_Task input:_
begin

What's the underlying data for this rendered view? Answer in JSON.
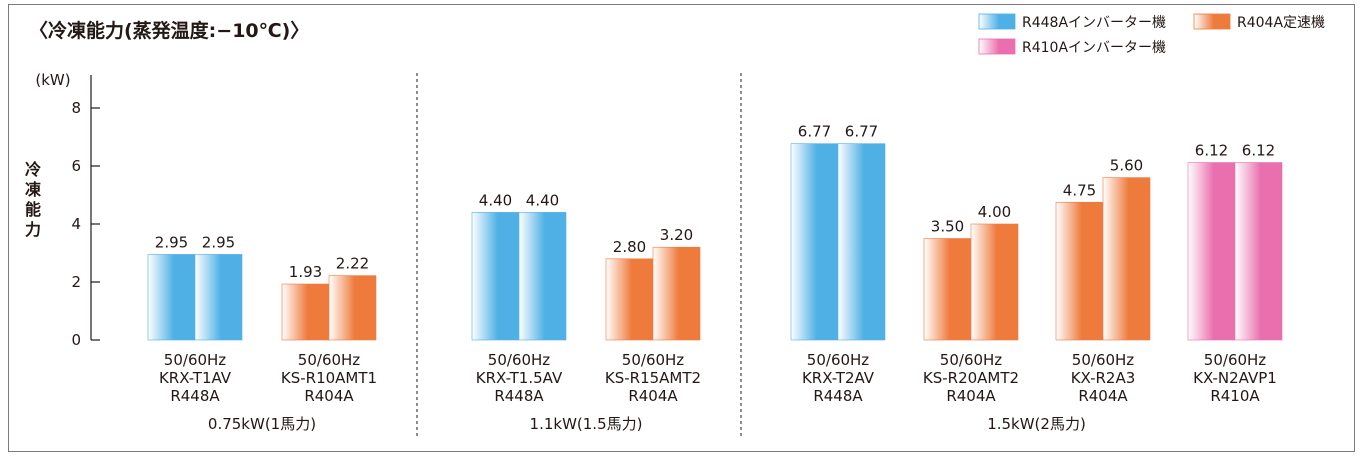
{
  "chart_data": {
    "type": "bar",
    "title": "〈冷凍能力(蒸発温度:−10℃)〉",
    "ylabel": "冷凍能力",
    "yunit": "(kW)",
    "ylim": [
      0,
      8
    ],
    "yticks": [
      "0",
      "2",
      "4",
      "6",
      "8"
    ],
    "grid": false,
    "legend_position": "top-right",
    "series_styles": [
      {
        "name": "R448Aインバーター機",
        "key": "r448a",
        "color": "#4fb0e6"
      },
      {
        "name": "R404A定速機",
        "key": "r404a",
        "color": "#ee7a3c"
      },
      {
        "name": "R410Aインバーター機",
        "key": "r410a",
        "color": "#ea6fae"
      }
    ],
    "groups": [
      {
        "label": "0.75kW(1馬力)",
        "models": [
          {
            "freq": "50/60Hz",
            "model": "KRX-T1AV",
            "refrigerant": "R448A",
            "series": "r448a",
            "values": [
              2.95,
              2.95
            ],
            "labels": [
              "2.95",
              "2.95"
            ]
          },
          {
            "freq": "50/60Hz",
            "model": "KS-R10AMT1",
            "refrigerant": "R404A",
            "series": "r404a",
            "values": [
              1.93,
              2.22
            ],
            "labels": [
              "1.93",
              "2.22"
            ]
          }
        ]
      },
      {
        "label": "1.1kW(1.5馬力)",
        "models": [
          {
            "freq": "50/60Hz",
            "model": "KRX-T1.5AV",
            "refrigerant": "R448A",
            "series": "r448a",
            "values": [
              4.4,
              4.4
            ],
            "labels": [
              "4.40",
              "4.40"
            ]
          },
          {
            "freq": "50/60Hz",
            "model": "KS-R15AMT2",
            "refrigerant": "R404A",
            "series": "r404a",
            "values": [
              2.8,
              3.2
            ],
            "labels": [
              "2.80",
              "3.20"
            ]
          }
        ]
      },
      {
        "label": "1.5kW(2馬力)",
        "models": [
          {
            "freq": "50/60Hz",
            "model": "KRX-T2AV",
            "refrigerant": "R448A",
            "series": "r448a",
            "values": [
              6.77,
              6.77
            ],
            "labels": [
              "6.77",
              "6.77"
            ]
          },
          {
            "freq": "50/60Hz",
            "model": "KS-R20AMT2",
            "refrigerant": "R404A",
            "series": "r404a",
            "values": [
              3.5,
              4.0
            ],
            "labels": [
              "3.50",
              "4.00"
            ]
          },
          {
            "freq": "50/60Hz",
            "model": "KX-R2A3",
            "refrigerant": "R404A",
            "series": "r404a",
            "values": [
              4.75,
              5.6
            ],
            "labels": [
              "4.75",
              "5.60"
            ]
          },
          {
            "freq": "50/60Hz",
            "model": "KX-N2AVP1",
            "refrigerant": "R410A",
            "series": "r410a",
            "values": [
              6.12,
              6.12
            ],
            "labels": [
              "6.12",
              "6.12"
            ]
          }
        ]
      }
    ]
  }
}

end

With the pictures omitted, reproduce the records in full and exactly.

What's the underlying data for this rendered view? Answer in JSON.
{
  "chart_data": {
    "type": "bar",
    "title": "〈冷凍能力(蒸発温度:−10℃)〉",
    "ylabel": "冷凍能力",
    "yunit": "(kW)",
    "ylim": [
      0,
      8
    ],
    "yticks": [
      "0",
      "2",
      "4",
      "6",
      "8"
    ],
    "grid": false,
    "legend_position": "top-right",
    "series_styles": [
      {
        "name": "R448Aインバーター機",
        "key": "r448a",
        "color": "#4fb0e6"
      },
      {
        "name": "R404A定速機",
        "key": "r404a",
        "color": "#ee7a3c"
      },
      {
        "name": "R410Aインバーター機",
        "key": "r410a",
        "color": "#ea6fae"
      }
    ],
    "groups": [
      {
        "label": "0.75kW(1馬力)",
        "models": [
          {
            "freq": "50/60Hz",
            "model": "KRX-T1AV",
            "refrigerant": "R448A",
            "series": "r448a",
            "values": [
              2.95,
              2.95
            ],
            "labels": [
              "2.95",
              "2.95"
            ]
          },
          {
            "freq": "50/60Hz",
            "model": "KS-R10AMT1",
            "refrigerant": "R404A",
            "series": "r404a",
            "values": [
              1.93,
              2.22
            ],
            "labels": [
              "1.93",
              "2.22"
            ]
          }
        ]
      },
      {
        "label": "1.1kW(1.5馬力)",
        "models": [
          {
            "freq": "50/60Hz",
            "model": "KRX-T1.5AV",
            "refrigerant": "R448A",
            "series": "r448a",
            "values": [
              4.4,
              4.4
            ],
            "labels": [
              "4.40",
              "4.40"
            ]
          },
          {
            "freq": "50/60Hz",
            "model": "KS-R15AMT2",
            "refrigerant": "R404A",
            "series": "r404a",
            "values": [
              2.8,
              3.2
            ],
            "labels": [
              "2.80",
              "3.20"
            ]
          }
        ]
      },
      {
        "label": "1.5kW(2馬力)",
        "models": [
          {
            "freq": "50/60Hz",
            "model": "KRX-T2AV",
            "refrigerant": "R448A",
            "series": "r448a",
            "values": [
              6.77,
              6.77
            ],
            "labels": [
              "6.77",
              "6.77"
            ]
          },
          {
            "freq": "50/60Hz",
            "model": "KS-R20AMT2",
            "refrigerant": "R404A",
            "series": "r404a",
            "values": [
              3.5,
              4.0
            ],
            "labels": [
              "3.50",
              "4.00"
            ]
          },
          {
            "freq": "50/60Hz",
            "model": "KX-R2A3",
            "refrigerant": "R404A",
            "series": "r404a",
            "values": [
              4.75,
              5.6
            ],
            "labels": [
              "4.75",
              "5.60"
            ]
          },
          {
            "freq": "50/60Hz",
            "model": "KX-N2AVP1",
            "refrigerant": "R410A",
            "series": "r410a",
            "values": [
              6.12,
              6.12
            ],
            "labels": [
              "6.12",
              "6.12"
            ]
          }
        ]
      }
    ]
  }
}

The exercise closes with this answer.